▶ [Exercise requirements]
Write out the listing below again, precisely as it is given.

※ ※ ※

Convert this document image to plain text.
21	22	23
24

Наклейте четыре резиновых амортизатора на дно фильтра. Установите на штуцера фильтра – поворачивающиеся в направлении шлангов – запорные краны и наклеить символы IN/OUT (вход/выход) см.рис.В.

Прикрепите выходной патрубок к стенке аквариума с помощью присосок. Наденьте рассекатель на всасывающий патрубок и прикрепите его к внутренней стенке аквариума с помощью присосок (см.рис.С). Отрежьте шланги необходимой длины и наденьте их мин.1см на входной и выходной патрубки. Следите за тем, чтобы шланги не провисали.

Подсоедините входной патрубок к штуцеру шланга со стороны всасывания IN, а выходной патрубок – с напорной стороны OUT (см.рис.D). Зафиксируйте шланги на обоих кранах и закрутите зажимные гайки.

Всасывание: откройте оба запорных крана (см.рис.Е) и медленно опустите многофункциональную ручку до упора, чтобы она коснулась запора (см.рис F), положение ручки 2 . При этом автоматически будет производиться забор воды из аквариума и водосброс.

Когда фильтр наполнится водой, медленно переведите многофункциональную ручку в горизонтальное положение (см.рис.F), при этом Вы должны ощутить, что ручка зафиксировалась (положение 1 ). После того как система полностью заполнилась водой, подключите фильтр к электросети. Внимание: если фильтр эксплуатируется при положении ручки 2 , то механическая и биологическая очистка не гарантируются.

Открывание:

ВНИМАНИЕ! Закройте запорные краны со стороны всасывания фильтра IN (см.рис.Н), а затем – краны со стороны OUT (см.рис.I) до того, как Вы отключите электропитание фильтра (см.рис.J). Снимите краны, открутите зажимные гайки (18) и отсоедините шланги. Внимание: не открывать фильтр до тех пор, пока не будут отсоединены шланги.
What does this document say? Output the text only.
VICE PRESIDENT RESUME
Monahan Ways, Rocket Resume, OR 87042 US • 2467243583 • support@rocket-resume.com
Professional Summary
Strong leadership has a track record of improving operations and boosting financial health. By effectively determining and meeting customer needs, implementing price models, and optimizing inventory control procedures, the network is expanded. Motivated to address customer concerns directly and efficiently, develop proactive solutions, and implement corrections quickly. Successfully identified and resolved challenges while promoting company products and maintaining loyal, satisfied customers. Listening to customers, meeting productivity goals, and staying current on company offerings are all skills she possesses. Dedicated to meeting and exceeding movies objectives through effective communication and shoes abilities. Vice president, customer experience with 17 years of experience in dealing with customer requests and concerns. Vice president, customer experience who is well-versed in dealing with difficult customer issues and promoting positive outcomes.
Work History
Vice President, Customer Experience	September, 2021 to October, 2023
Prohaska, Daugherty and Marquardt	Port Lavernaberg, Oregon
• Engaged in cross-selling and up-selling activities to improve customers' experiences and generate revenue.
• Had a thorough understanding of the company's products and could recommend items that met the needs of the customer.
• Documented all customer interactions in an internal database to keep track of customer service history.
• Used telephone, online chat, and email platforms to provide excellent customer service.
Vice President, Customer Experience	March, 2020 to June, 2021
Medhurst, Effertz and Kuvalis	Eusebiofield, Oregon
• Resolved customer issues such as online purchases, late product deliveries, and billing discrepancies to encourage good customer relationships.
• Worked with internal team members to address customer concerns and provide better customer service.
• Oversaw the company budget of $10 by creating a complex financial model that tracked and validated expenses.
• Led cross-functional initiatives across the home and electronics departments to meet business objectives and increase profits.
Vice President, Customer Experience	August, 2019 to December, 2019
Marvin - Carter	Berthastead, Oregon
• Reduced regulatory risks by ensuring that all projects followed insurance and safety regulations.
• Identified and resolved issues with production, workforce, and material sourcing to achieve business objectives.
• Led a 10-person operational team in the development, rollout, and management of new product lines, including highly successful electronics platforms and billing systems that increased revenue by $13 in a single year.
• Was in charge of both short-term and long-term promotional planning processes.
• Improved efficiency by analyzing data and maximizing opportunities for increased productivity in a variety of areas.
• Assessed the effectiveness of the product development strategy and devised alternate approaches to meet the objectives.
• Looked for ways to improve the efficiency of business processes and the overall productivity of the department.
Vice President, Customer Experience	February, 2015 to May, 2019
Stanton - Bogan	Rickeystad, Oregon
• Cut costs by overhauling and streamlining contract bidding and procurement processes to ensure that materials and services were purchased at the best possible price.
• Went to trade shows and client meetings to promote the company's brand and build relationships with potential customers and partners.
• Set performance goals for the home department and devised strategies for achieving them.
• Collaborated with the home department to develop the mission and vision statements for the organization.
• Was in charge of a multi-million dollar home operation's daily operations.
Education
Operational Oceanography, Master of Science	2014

※ ※ ※

▶ [Written answer]
Convert this document image to plain text.
21	22	23
24

Наклейте четыре резиновых амортизатора на дно фильтра. Установите на штуцера фильтра – поворачивающиеся в направлении шлангов – запорные краны и наклеить символы IN/OUT (вход/выход) см.рис.В.

Прикрепите выходной патрубок к стенке аквариума с помощью присосок. Наденьте рассекатель на всасывающий патрубок и прикрепите его к внутренней стенке аквариума с помощью присосок (см.рис.С). Отрежьте шланги необходимой длины и наденьте их мин.1см на входной и выходной патрубки. Следите за тем, чтобы шланги не провисали.

Подсоедините входной патрубок к штуцеру шланга со стороны всасывания IN, а выходной патрубок – с напорной стороны OUT (см.рис.D). Зафиксируйте шланги на обоих кранах и закрутите зажимные гайки.

Всасывание: откройте оба запорных крана (см.рис.Е) и медленно опустите многофункциональную ручку до упора, чтобы она коснулась запора (см.рис F), положение ручки 2 . При этом автоматически будет производиться забор воды из аквариума и водосброс.

Когда фильтр наполнится водой, медленно переведите многофункциональную ручку в горизонтальное положение (см.рис.F), при этом Вы должны ощутить, что ручка зафиксировалась (положение 1 ). После того как система полностью заполнилась водой, подключите фильтр к электросети. Внимание: если фильтр эксплуатируется при положении ручки 2 , то механическая и биологическая очистка не гарантируются.

Открывание:

ВНИМАНИЕ! Закройте запорные краны со стороны всасывания фильтра IN (см.рис.Н), а затем – краны со стороны OUT (см.рис.I) до того, как Вы отключите электропитание фильтра (см.рис.J). Снимите краны, открутите зажимные гайки (18) и отсоедините шланги. Внимание: не открывать фильтр до тех пор, пока не будут отсоединены шланги.
What does this document say? Output the text only.
VICE PRESIDENT RESUME
Monahan Ways, Rocket Resume, OR 87042 US • 2467243583 • support@rocket-resume.com
Professional Summary
Strong leadership has a track record of improving operations and boosting financial health. By effectively determining and meeting customer needs, implementing price models, and optimizing inventory control procedures, the network is expanded. Motivated to address customer concerns directly and efficiently, develop proactive solutions, and implement corrections quickly. Successfully identified and resolved challenges while promoting company products and maintaining loyal, satisfied customers. Listening to customers, meeting productivity goals, and staying current on company offerings are all skills she possesses. Dedicated to meeting and exceeding movies objectives through effective communication and shoes abilities. Vice president, customer experience with 17 years of experience in dealing with customer requests and concerns. Vice president, customer experience who is well-versed in dealing with difficult customer issues and promoting positive outcomes.
Work History
Vice President, Customer Experience	September, 2021 to October, 2023
Prohaska, Daugherty and Marquardt	Port Lavernaberg, Oregon
• Engaged in cross-selling and up-selling activities to improve customers' experiences and generate revenue.
• Had a thorough understanding of the company's products and could recommend items that met the needs of the customer.
• Documented all customer interactions in an internal database to keep track of customer service history.
• Used telephone, online chat, and email platforms to provide excellent customer service.
Vice President, Customer Experience	March, 2020 to June, 2021
Medhurst, Effertz and Kuvalis	Eusebiofield, Oregon
• Resolved customer issues such as online purchases, late product deliveries, and billing discrepancies to encourage good customer relationships.
• Worked with internal team members to address customer concerns and provide better customer service.
• Oversaw the company budget of $10 by creating a complex financial model that tracked and validated expenses.
• Led cross-functional initiatives across the home and electronics departments to meet business objectives and increase profits.
Vice President, Customer Experience	August, 2019 to December, 2019
Marvin - Carter	Berthastead, Oregon
• Reduced regulatory risks by ensuring that all projects followed insurance and safety regulations.
• Identified and resolved issues with production, workforce, and material sourcing to achieve business objectives.
• Led a 10-person operational team in the development, rollout, and management of new product lines, including highly successful electronics platforms and billing systems that increased revenue by $13 in a single year.
• Was in charge of both short-term and long-term promotional planning processes.
• Improved efficiency by analyzing data and maximizing opportunities for increased productivity in a variety of areas.
• Assessed the effectiveness of the product development strategy and devised alternate approaches to meet the objectives.
• Looked for ways to improve the efficiency of business processes and the overall productivity of the department.
Vice President, Customer Experience	February, 2015 to May, 2019
Stanton - Bogan	Rickeystad, Oregon
• Cut costs by overhauling and streamlining contract bidding and procurement processes to ensure that materials and services were purchased at the best possible price.
• Went to trade shows and client meetings to promote the company's brand and build relationships with potential customers and partners.
• Set performance goals for the home department and devised strategies for achieving them.
• Collaborated with the home department to develop the mission and vision statements for the organization.
• Was in charge of a multi-million dollar home operation's daily operations.
Education
Operational Oceanography, Master of Science	2014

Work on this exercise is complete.